GOAL ->
Scan the data below for the string "name". Copy every line where it appears.

===== DATA RECORDS =====

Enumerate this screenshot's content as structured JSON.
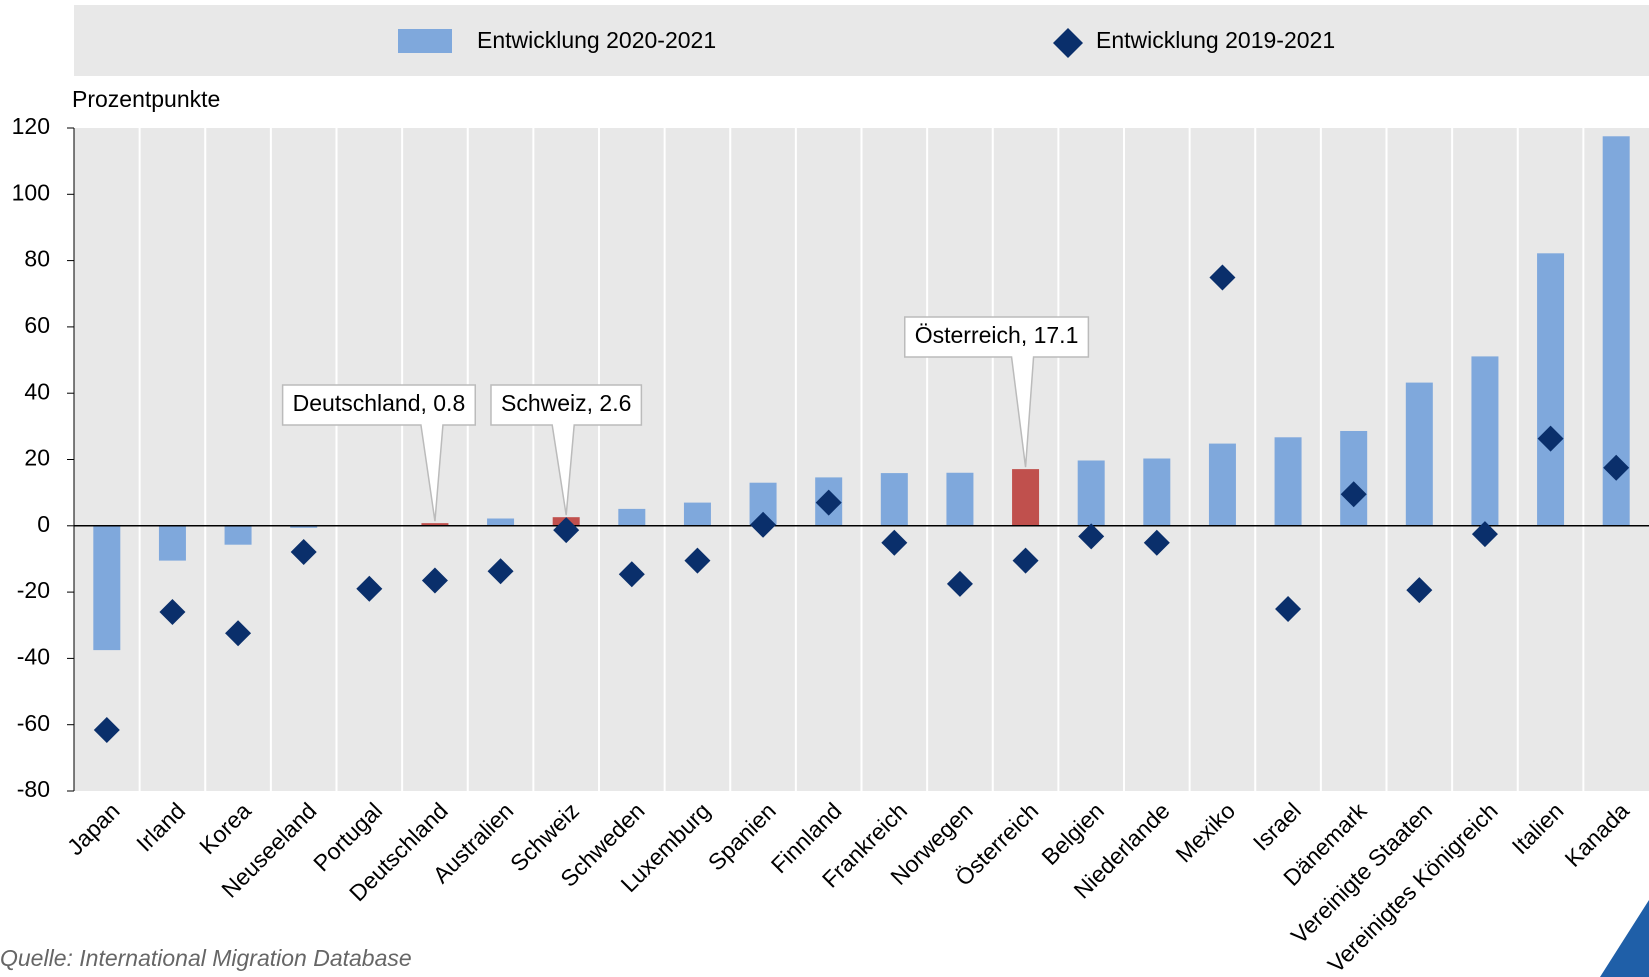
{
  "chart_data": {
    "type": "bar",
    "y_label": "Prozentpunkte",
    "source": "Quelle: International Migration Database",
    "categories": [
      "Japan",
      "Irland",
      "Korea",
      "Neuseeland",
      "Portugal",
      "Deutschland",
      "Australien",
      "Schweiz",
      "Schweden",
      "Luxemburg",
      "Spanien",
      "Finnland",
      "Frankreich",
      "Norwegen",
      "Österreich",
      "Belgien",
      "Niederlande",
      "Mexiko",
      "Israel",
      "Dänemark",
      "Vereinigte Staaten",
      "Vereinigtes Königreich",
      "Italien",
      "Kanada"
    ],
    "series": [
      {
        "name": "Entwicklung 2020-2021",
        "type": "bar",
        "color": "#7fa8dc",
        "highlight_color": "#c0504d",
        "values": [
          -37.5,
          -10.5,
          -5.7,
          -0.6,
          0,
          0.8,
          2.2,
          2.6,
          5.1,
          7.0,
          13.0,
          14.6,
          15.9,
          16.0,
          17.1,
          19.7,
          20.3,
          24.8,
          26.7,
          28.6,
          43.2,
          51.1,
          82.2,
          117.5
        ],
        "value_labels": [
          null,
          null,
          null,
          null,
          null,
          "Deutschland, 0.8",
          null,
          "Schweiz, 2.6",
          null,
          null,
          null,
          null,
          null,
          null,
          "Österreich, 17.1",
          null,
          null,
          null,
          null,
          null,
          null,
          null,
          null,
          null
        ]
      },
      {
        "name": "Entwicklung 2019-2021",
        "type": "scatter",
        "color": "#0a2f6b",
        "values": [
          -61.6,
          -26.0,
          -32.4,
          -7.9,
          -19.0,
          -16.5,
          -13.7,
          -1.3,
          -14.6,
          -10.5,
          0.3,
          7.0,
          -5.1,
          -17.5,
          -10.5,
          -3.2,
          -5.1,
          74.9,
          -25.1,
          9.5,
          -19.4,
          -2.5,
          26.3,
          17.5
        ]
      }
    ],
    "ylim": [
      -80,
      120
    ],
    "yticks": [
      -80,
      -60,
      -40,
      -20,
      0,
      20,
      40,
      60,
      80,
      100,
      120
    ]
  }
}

=====

WRITTEN SOLUTION ->
        "name": "Entwicklung 2020-2021",
        "name": "Entwicklung 2019-2021",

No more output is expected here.